--- start Extracted data ---
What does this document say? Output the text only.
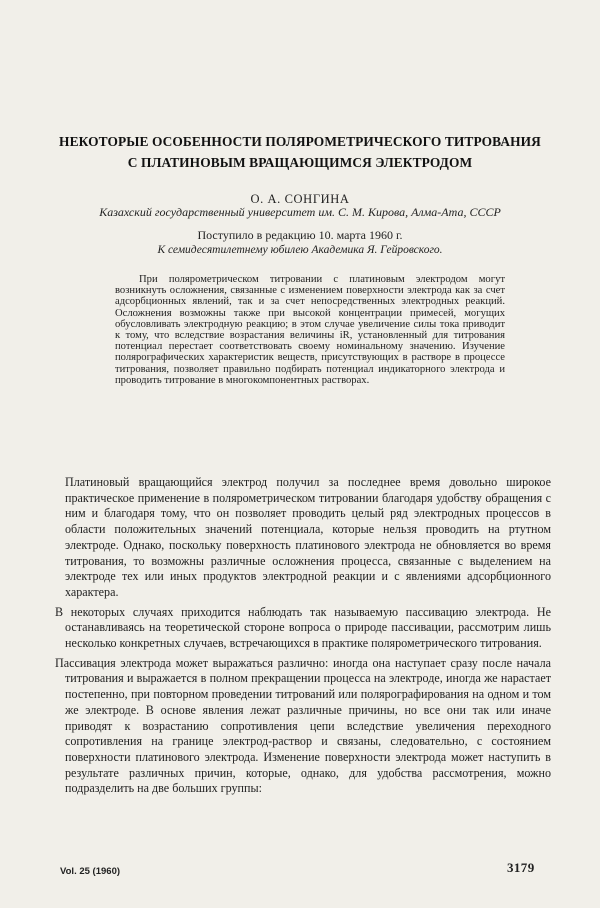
НЕКОТОРЫЕ ОСОБЕННОСТИ ПОЛЯРОМЕТРИЧЕСКОГО ТИТРОВАНИЯ
С ПЛАТИНОВЫМ ВРАЩАЮЩИМСЯ ЭЛЕКТРОДОМ
О. А. СОНГИНА
Казахский государственный университет им. С. М. Кирова, Алма-Ата, СССР
Поступило в редакцию 10. марта 1960 г.
К семидесятилетнему юбилею Академика Я. Гейровского.

При полярометрическом титровании с платиновым электродом могут возникнуть осложнения, связанные с изменением поверхности электрода как за счет адсорбционных явлений, так и за счет непосредственных электродных реакций. Осложнения возможны также при высокой концентрации примесей, могущих обусловливать электродную реакцию; в этом случае увеличение силы тока приводит к тому, что вследствие возрастания величины iR, установленный для титрования потенциал перестает соответствовать своему номинальному значению. Изучение полярографических характеристик веществ, присутствующих в растворе в процессе титрования, позволяет правильно подбирать потенциал индикаторного электрода и проводить титрование в многокомпонентных растворах.

Платиновый вращающийся электрод получил за последнее время довольно широкое практическое применение в полярометрическом титровании благодаря удобству обращения с ним и благодаря тому, что он позволяет проводить целый ряд электродных процессов в области положительных значений потенциала, которые нельзя проводить на ртутном электроде. Однако, поскольку поверхность платинового электрода не обновляется во время титрования, то возможны различные осложнения процесса, связанные с выделением на электроде тех или иных продуктов электродной реакции и с явлениями адсорбционного характера.

В некоторых случаях приходится наблюдать так называемую пассивацию электрода. Не останавливаясь на теоретической стороне вопроса о природе пассивации, рассмотрим лишь несколько конкретных случаев, встречающихся в практике полярометрического титрования.

Пассивация электрода может выражаться различно: иногда она наступает сразу после начала титрования и выражается в полном прекращении процесса на электроде, иногда же нарастает постепенно, при повторном проведении титрований или полярографирования на одном и том же электроде. В основе явления лежат различные причины, но все они так или иначе приводят к возрастанию сопротивления цепи вследствие увеличения переходного сопротивления на границе электрод-раствор и связаны, следовательно, с состоянием поверхности платинового электрода. Изменение поверхности электрода может наступить в результате различных причин, которые, однако, для удобства рассмотрения, можно подразделить на две больших группы:

Vol. 25 (1960)	3179
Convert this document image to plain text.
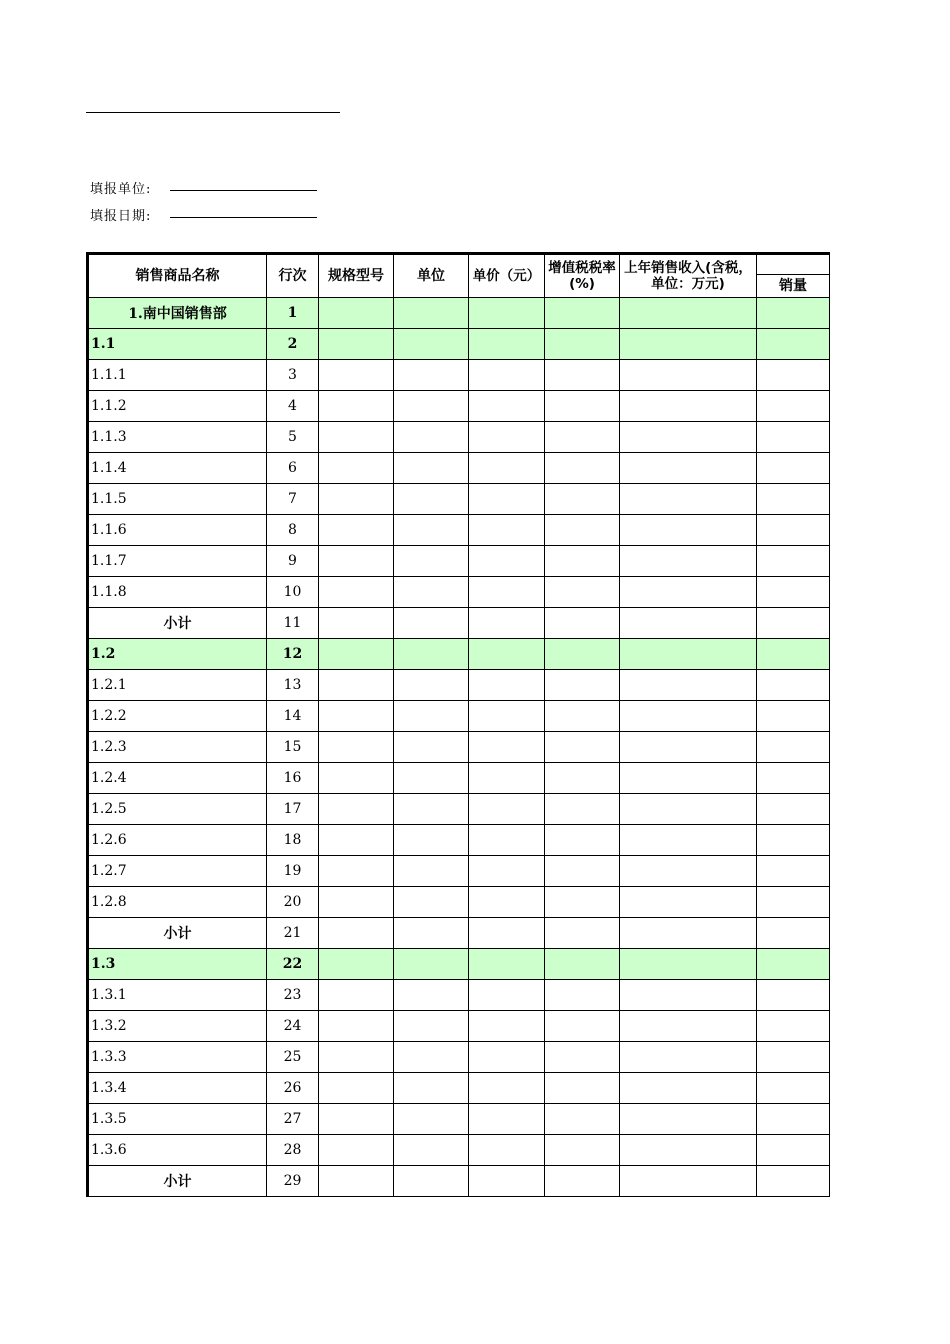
填报单位:
填报日期:
销售商品名称	行次	规格型号	单位	单价（元）	增值税税率(%)	上年销售收入(含税，单位：万元)	销量

1.南中国销售部	1						
1.1	2						
1.1.1	3						
1.1.2	4						
1.1.3	5						
1.1.4	6						
1.1.5	7						
1.1.6	8						
1.1.7	9						
1.1.8	10						
小计	11						
1.2	12						
1.2.1	13						
1.2.2	14						
1.2.3	15						
1.2.4	16						
1.2.5	17						
1.2.6	18						
1.2.7	19						
1.2.8	20						
小计	21						
1.3	22						
1.3.1	23						
1.3.2	24						
1.3.3	25						
1.3.4	26						
1.3.5	27						
1.3.6	28						
小计	29						
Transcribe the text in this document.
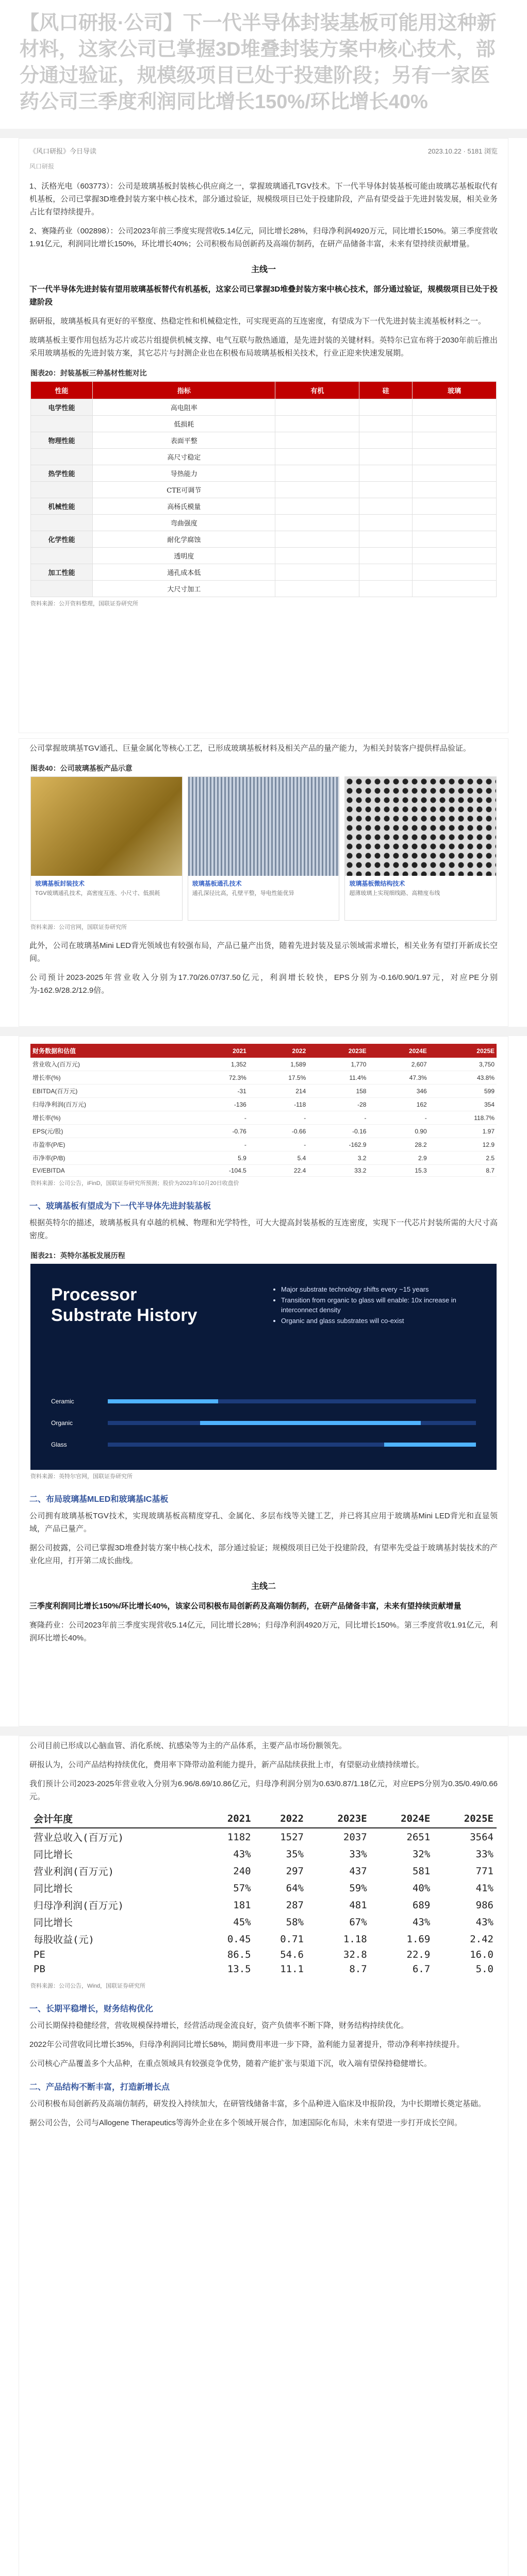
【风口研报·公司】下一代半导体封装基板可能用这种新材料，这家公司已掌握3D堆叠封装方案中核心技术，部分通过验证，规模级项目已处于投建阶段；另有一家医药公司三季度利润同比增长150%/环比增长40%
《风口研报》今日导读	2023.10.22 · 5181 浏览
风口研报
1、沃格光电（603773）：公司是玻璃基板封装核心供应商之一，掌握玻璃通孔TGV技术。下一代半导体封装基板可能由玻璃芯基板取代有机基板，公司已掌握3D堆叠封装方案中核心技术，部分通过验证，规模级项目已处于投建阶段，产品有望受益于先进封装发展，相关业务占比有望持续提升。
2、赛隆药业（002898）：公司2023年前三季度实现营收5.14亿元，同比增长28%，归母净利润4920万元，同比增长150%。第三季度营收1.91亿元，利润同比增长150%，环比增长40%；公司积极布局创新药及高端仿制药，在研产品储备丰富，未来有望持续贡献增量。
主线一
下一代半导体先进封装有望用玻璃基板替代有机基板，这家公司已掌握3D堆叠封装方案中核心技术，部分通过验证，规模级项目已处于投建阶段
据研报，玻璃基板具有更好的平整度、热稳定性和机械稳定性，可实现更高的互连密度，有望成为下一代先进封装主流基板材料之一。
玻璃基板主要作用包括为芯片或芯片组提供机械支撑、电气互联与散热通道，是先进封装的关键材料。英特尔已宣布将于2030年前后推出采用玻璃基板的先进封装方案，其它芯片与封测企业也在积极布局玻璃基板相关技术，行业正迎来快速发展期。
图表20：封装基板三种基材性能对比
性能	指标	有机	硅	玻璃
电学性能	高电阻率			
	低损耗			
物理性能	表面平整			
	高尺寸稳定			
热学性能	导热能力			
	CTE可调节			
机械性能	高杨氏模量			
	弯曲强度			
化学性能	耐化学腐蚀			
	透明度			
加工性能	通孔成本低			
	大尺寸加工			
资料来源：公开资料整理，国联证券研究所
公司掌握玻璃基TGV通孔、巨量金属化等核心工艺，已形成玻璃基板材料及相关产品的量产能力，为相关封装客户提供样品验证。
图表40：公司玻璃基板产品示意
玻璃基板封装技术
TGV玻璃通孔技术，高密度互连、小尺寸、低损耗
玻璃基板通孔技术
通孔深径比高，孔壁平整，导电性能优异
玻璃基板微结构技术
超薄玻璃上实现细线路、高精度布线
资料来源：公司官网，国联证券研究所
此外，公司在玻璃基Mini LED背光领域也有较强布局，产品已量产出货，随着先进封装及显示领域需求增长，相关业务有望打开新成长空间。
公司预计2023-2025年营业收入分别为17.70/26.07/37.50亿元，利润增长较快，EPS分别为-0.16/0.90/1.97元，对应PE分别为-162.9/28.2/12.9倍。
财务数据和估值	2021	2022	2023E	2024E	2025E
营业收入(百万元)	1,352	1,589	1,770	2,607	3,750
增长率(%)	72.3%	17.5%	11.4%	47.3%	43.8%
EBITDA(百万元)	-31	214	158	346	599
归母净利润(百万元)	-136	-118	-28	162	354
增长率(%)	-	-	-	-	118.7%
EPS(元/股)	-0.76	-0.66	-0.16	0.90	1.97
市盈率(P/E)	-	-	-162.9	28.2	12.9
市净率(P/B)	5.9	5.4	3.2	2.9	2.5
EV/EBITDA	-104.5	22.4	33.2	15.3	8.7
资料来源：公司公告，iFinD，国联证券研究所预测；股价为2023年10月20日收盘价
一、玻璃基板有望成为下一代半导体先进封装基板
根据英特尔的描述，玻璃基板具有卓越的机械、物理和光学特性，可大大提高封装基板的互连密度，实现下一代芯片封装所需的大尺寸高密度。
图表21：英特尔基板发展历程
Processor
Substrate History
• Major substrate technology shifts every ~15 years
• Transition from organic to glass will enable: 10x increase in interconnect density
• Organic and glass substrates will co-exist
Ceramic
Organic
Glass
资料来源：英特尔官网，国联证券研究所
二、布局玻璃基MLED和玻璃基IC基板
公司拥有玻璃基板TGV技术，实现玻璃基板高精度穿孔、金属化、多层布线等关键工艺，并已将其应用于玻璃基Mini LED背光和直显领域，产品已量产。
据公司披露，公司已掌握3D堆叠封装方案中核心技术，部分通过验证；规模级项目已处于投建阶段，有望率先受益于玻璃基封装技术的产业化应用，打开第二成长曲线。
主线二
三季度利润同比增长150%/环比增长40%，该家公司积极布局创新药及高端仿制药，在研产品储备丰富，未来有望持续贡献增量
赛隆药业：公司2023年前三季度实现营收5.14亿元，同比增长28%；归母净利润4920万元，同比增长150%。第三季度营收1.91亿元，利润环比增长40%。
公司目前已形成以心脑血管、消化系统、抗感染等为主的产品体系，主要产品市场份额领先。
研报认为，公司产品结构持续优化，费用率下降带动盈利能力提升，新产品陆续获批上市，有望驱动业绩持续增长。
我们预计公司2023-2025年营业收入分别为6.96/8.69/10.86亿元，归母净利润分别为0.63/0.87/1.18亿元，对应EPS分别为0.35/0.49/0.66元。
会计年度	2021	2022	2023E	2024E	2025E
营业总收入(百万元)	1182	1527	2037	2651	3564
同比增长	43%	35%	33%	32%	33%
营业利润(百万元)	240	297	437	581	771
同比增长	57%	64%	59%	40%	41%
归母净利润(百万元)	181	287	481	689	986
同比增长	45%	58%	67%	43%	43%
每股收益(元)	0.45	0.71	1.18	1.69	2.42
PE	86.5	54.6	32.8	22.9	16.0
PB	13.5	11.1	8.7	6.7	5.0
资料来源：公司公告，Wind，国联证券研究所
一、长期平稳增长，财务结构优化
公司长期保持稳健经营，营收规模保持增长，经营活动现金流良好，资产负债率不断下降，财务结构持续优化。
2022年公司营收同比增长35%，归母净利润同比增长58%，期间费用率进一步下降，盈利能力显著提升，带动净利率持续提升。
公司核心产品覆盖多个大品种，在重点领域具有较强竞争优势，随着产能扩张与渠道下沉，收入端有望保持稳健增长。
二、产品结构不断丰富，打造新增长点
公司积极布局创新药及高端仿制药，研发投入持续加大，在研管线储备丰富，多个品种进入临床及申报阶段，为中长期增长奠定基础。
据公司公告，公司与Allogene Therapeutics等海外企业在多个领域开展合作，加速国际化布局，未来有望进一步打开成长空间。
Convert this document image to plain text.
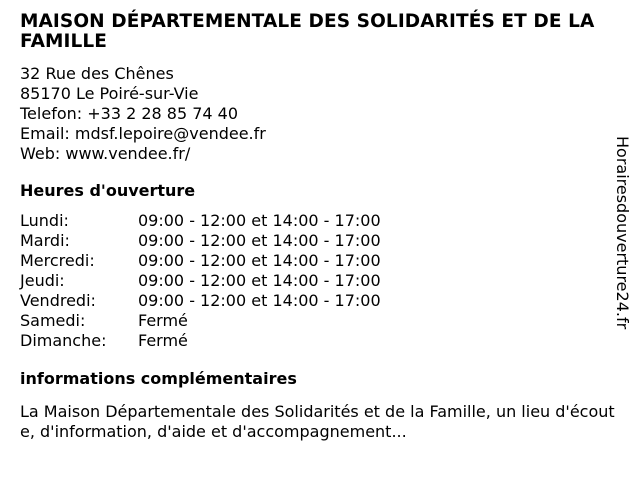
MAISON DÉPARTEMENTALE DES SOLIDARITÉS ET DE LA FAMILLE
32 Rue des Chênes
85170 Le Poiré-sur-Vie
Telefon: +33 2 28 85 74 40
Email: mdsf.lepoire@vendee.fr
Web: www.vendee.fr/
Heures d'ouverture
Lundi:	09:00 - 12:00 et 14:00 - 17:00
Mardi:	09:00 - 12:00 et 14:00 - 17:00
Mercredi:	09:00 - 12:00 et 14:00 - 17:00
Jeudi:	09:00 - 12:00 et 14:00 - 17:00
Vendredi:	09:00 - 12:00 et 14:00 - 17:00
Samedi:	Fermé
Dimanche:	Fermé
informations complémentaires
La Maison Départementale des Solidarités et de la Famille, un lieu d'écoute, d'information, d'aide et d'accompagnement...
Horairesdouverture24.fr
--- end Extracted data ---
[Task objective]: Your answer should be only the number of lines that hold the word "赛隆药业".

[Answer to the task]: 2